> Text block
>> START

After my ex left me, I was devastated, still am in a way, but thats another story.

 

My confidence was shot, and most of it is still gone. But I did get a little of it back, how, easy.

 

I graduated college with a degree in History, a subject I love with a passion. That was my goal and I achieved it.

Posted

Most of this seems from a male POV. I will give from a female POV.

 

I bought new clothes, redecorated and rearranged the apartment... MY apartment now. Trained my new bird (got it to keep the other bird company), started going out in public places every day and trying to talk to new people, checking out some men and letting them check me out. I already exercise quite a bit, but I've had to change my routine a bit because of the loss of being able to get to the mountain bike trails. Getting counselling helps a lot too, helps you process your emotions and deal with any issues you have that will make you a better person for future relationships. It also gives you coping skills and helps your communication skills.

 

I've talked to a lot of people about what has happened. Got a big support network, re-evaluated my short and long term life goals to see what needed revising since stbxH split. Took steps to get those goals on track.

 

Getting re-involved in things I had to give up towards the end of my marriage to try and support my stbxH with his emotional issues. I have not yet had a rebound relationship or ego boosting hookup sex. I've been considering it, but not sure if it has the same effect on females as it does for males. I am also not that kind of person really, but pondering it is nice... going through with it might be a different story.

>> END

> Data section
>> START

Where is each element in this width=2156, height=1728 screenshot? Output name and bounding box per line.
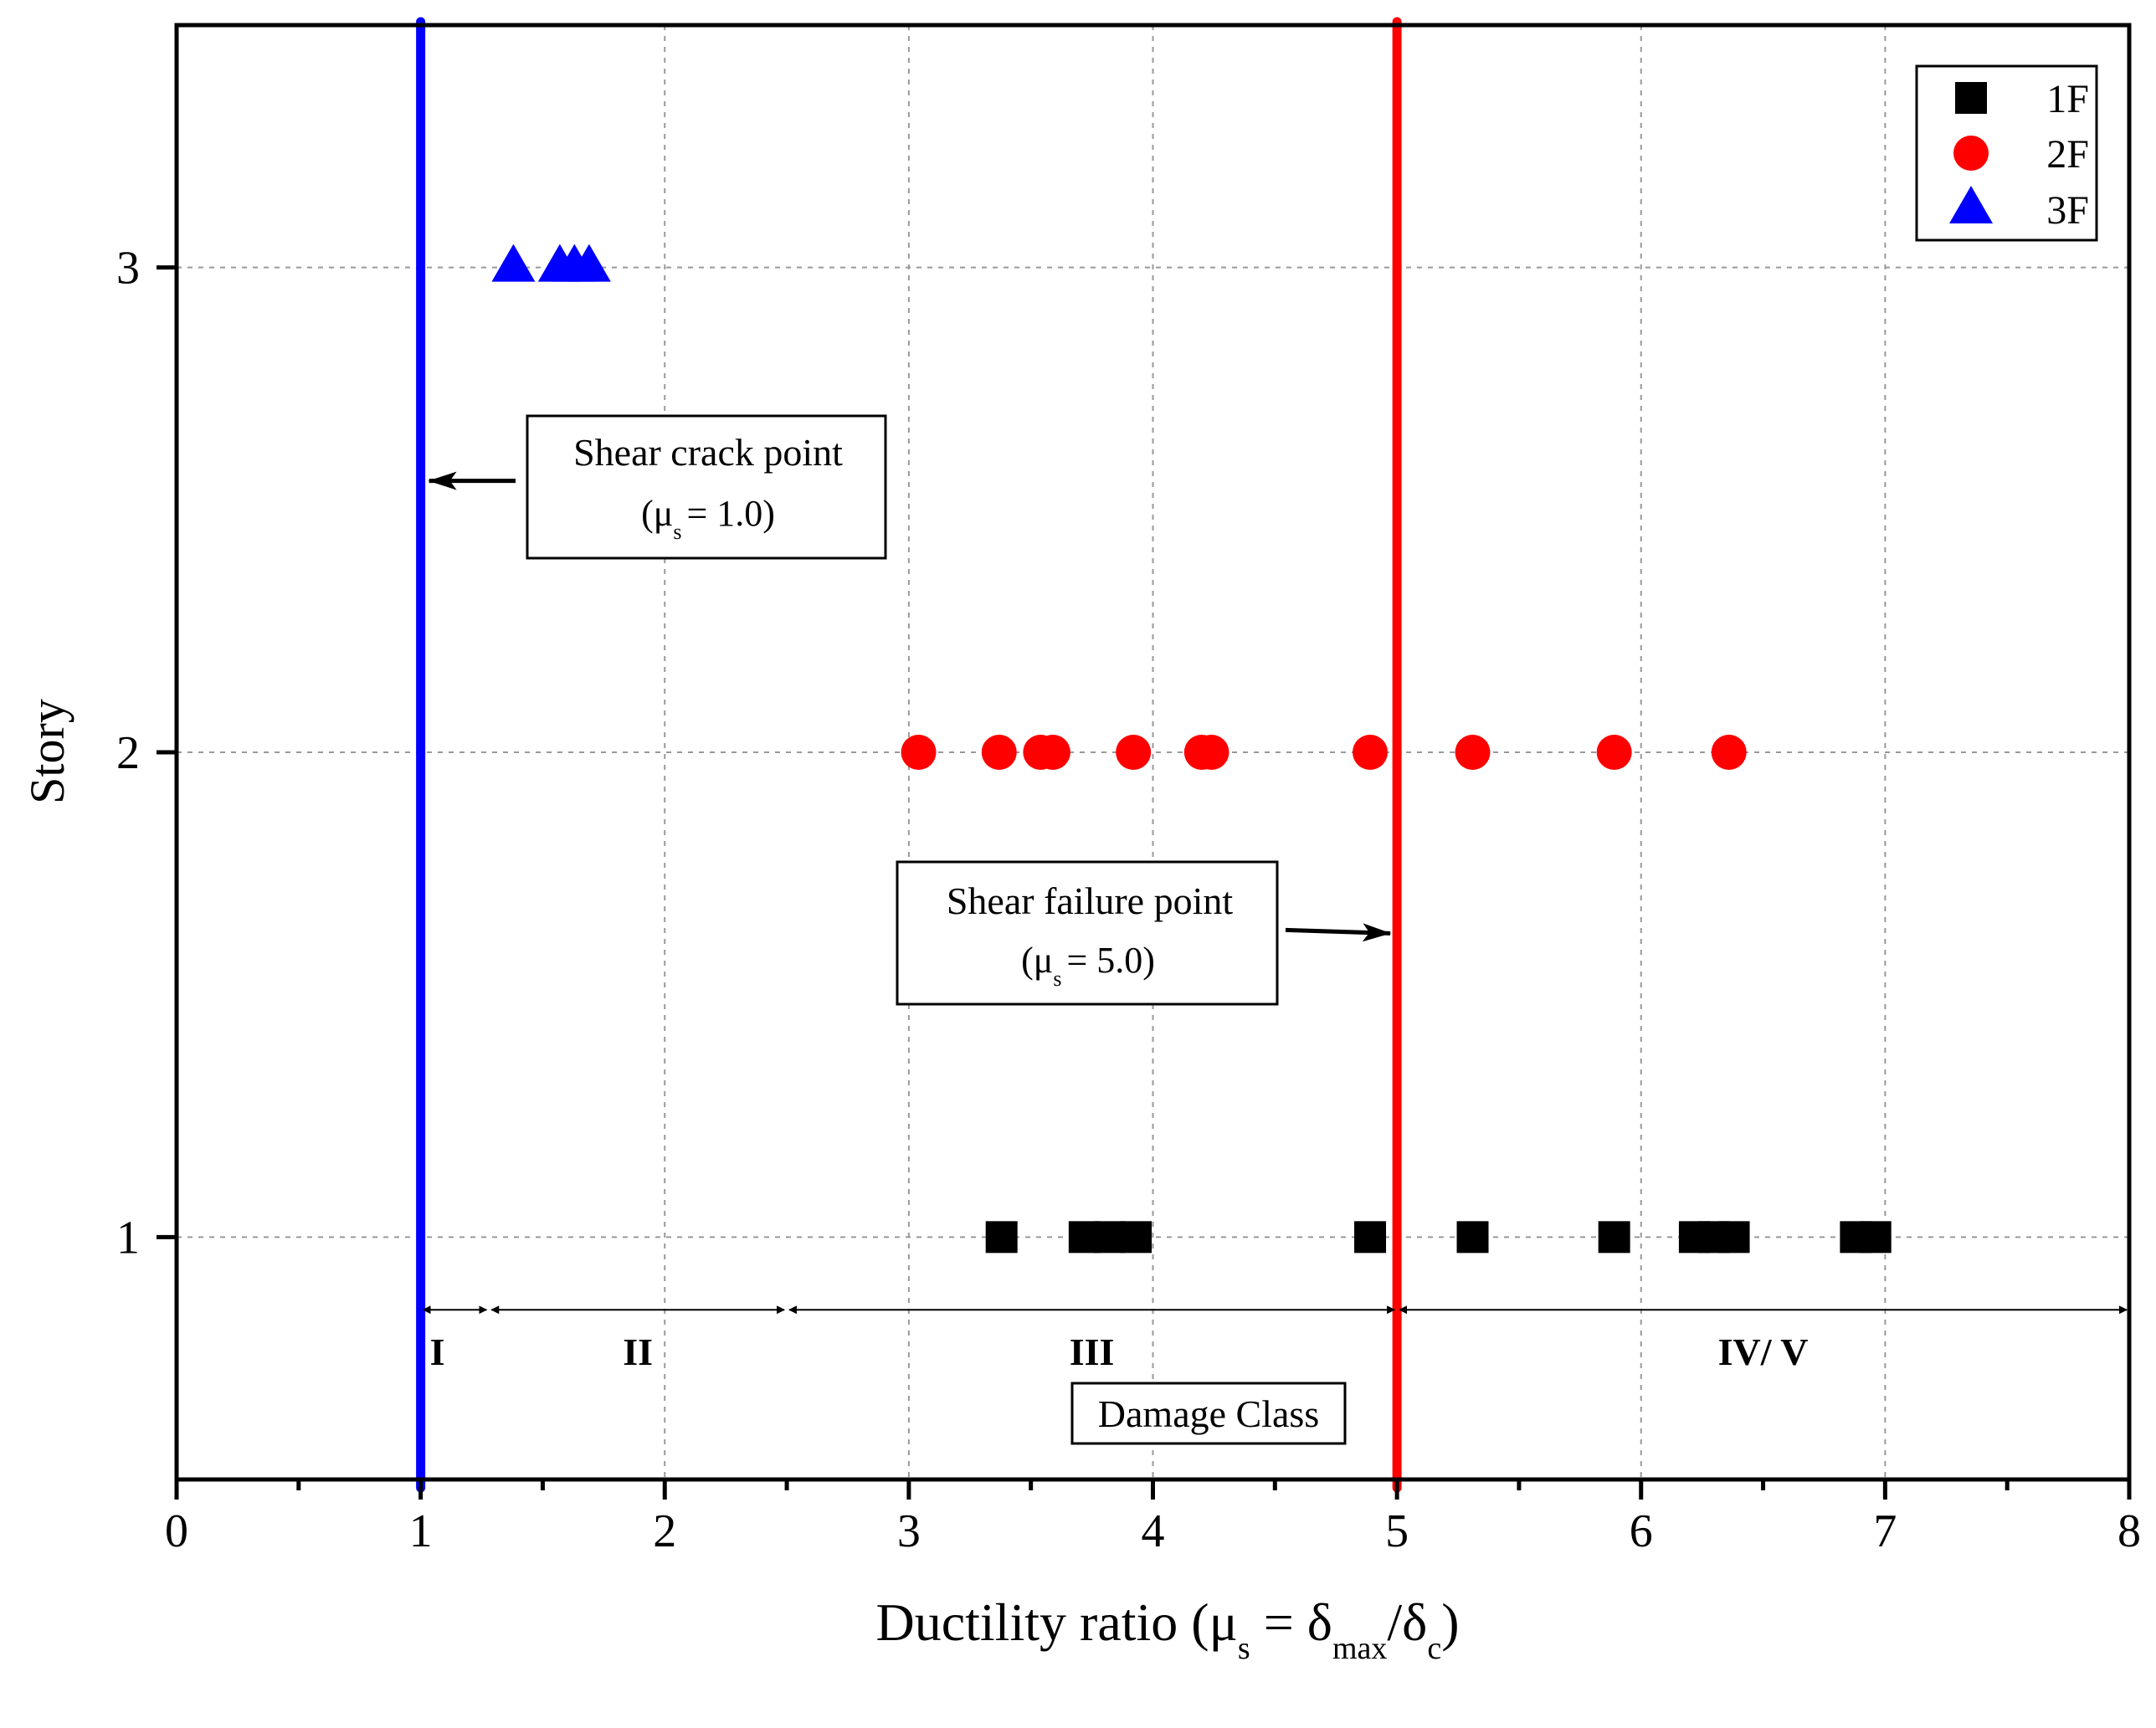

>> END

> Task requirements
Retype the entire post about rebuilding confidence after a breakup, word for word. The listing plays no part in this exercise.

> Finished answer
After my ex left me, I was devastated, still am in a way, but thats another story.

 

My confidence was shot, and most of it is still gone. But I did get a little of it back, how, easy.

 

I graduated college with a degree in History, a subject I love with a passion. That was my goal and I achieved it.

Posted

Most of this seems from a male POV. I will give from a female POV.

 

I bought new clothes, redecorated and rearranged the apartment... MY apartment now. Trained my new bird (got it to keep the other bird company), started going out in public places every day and trying to talk to new people, checking out some men and letting them check me out. I already exercise quite a bit, but I've had to change my routine a bit because of the loss of being able to get to the mountain bike trails. Getting counselling helps a lot too, helps you process your emotions and deal with any issues you have that will make you a better person for future relationships. It also gives you coping skills and helps your communication skills.

 

I've talked to a lot of people about what has happened. Got a big support network, re-evaluated my short and long term life goals to see what needed revising since stbxH split. Took steps to get those goals on track.

 

Getting re-involved in things I had to give up towards the end of my marriage to try and support my stbxH with his emotional issues. I have not yet had a rebound relationship or ego boosting hookup sex. I've been considering it, but not sure if it has the same effect on females as it does for males. I am also not that kind of person really, but pondering it is nice... going through with it might be a different story.